WHAT THIS EXERCISE ASKS:
- 1) Print the part of the pregnancy announcement starting at "David and I" and ending at "was absolutely priceless.".
- 2) In one to three sentences, explain why the pregnancy announcement says the timing of the first pregnancy could not have been any better.

START DOCUMENT TEXT

THEN COMES BABY IN A BABY CARRIAGE!
David and I are thrilled to announce we will be welcoming a little one this November! It wasn’t an easy journey getting here, but it was more than worth it. We are incredibly grateful for everyone who has prayed and encouraged us, and those who have helped keep this exciting little secret for the past couple of months!
Dropping David off and saying goodbye at the end of February was one of the hardest things I’ve ever done. But less than a week after he left, I got to tell him over FaceTime that he’s going to be a dad…and that might be one of the most exciting things I’ve ever done. His reaction was absolutely priceless.
God’s timing is always perfect, and I have seen His hand up close and personal in the last five months of our lives. From my “gut feeling” that I needed to move home to live with family for David’s deployment to David’s anticipated homecoming date, the timing of my first pregnancy could not have been any better. Glory be to God!

END DOCUMENT TEXT
START RECORDS SUPPLIED

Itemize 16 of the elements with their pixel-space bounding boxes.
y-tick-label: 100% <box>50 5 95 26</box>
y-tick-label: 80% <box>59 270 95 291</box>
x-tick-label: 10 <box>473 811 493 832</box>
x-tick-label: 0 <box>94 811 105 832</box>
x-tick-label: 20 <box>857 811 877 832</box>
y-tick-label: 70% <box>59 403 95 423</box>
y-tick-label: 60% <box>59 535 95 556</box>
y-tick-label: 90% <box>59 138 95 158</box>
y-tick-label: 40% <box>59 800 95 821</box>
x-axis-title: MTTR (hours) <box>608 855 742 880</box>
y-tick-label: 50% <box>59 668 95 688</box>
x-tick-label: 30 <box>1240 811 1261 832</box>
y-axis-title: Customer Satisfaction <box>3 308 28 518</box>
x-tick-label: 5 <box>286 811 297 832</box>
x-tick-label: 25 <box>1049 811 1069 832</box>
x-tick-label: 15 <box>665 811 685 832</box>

END RECORDS SUPPLIED

ANSWERS TO THE TASKS:
- 1)
David and I are thrilled to announce we will be welcoming a little one this November! It wasn’t an easy journey getting here, but it was more than worth it. We are incredibly grateful for everyone who has prayed and encouraged us, and those who have helped keep this exciting little secret for the past couple of months!
Dropping David off and saying goodbye at the end of February was one of the hardest things I’ve ever done. But less than a week after he left, I got to tell him over FaceTime that he’s going to be a dad…and that might be one of the most exciting things I’ve ever done. His reaction was absolutely priceless.

- 2) The writer points to a "gut feeling" about moving home to live with family during David's deployment, and to David's expected homecoming date. The writer sees both as signs that God's timing is always perfect.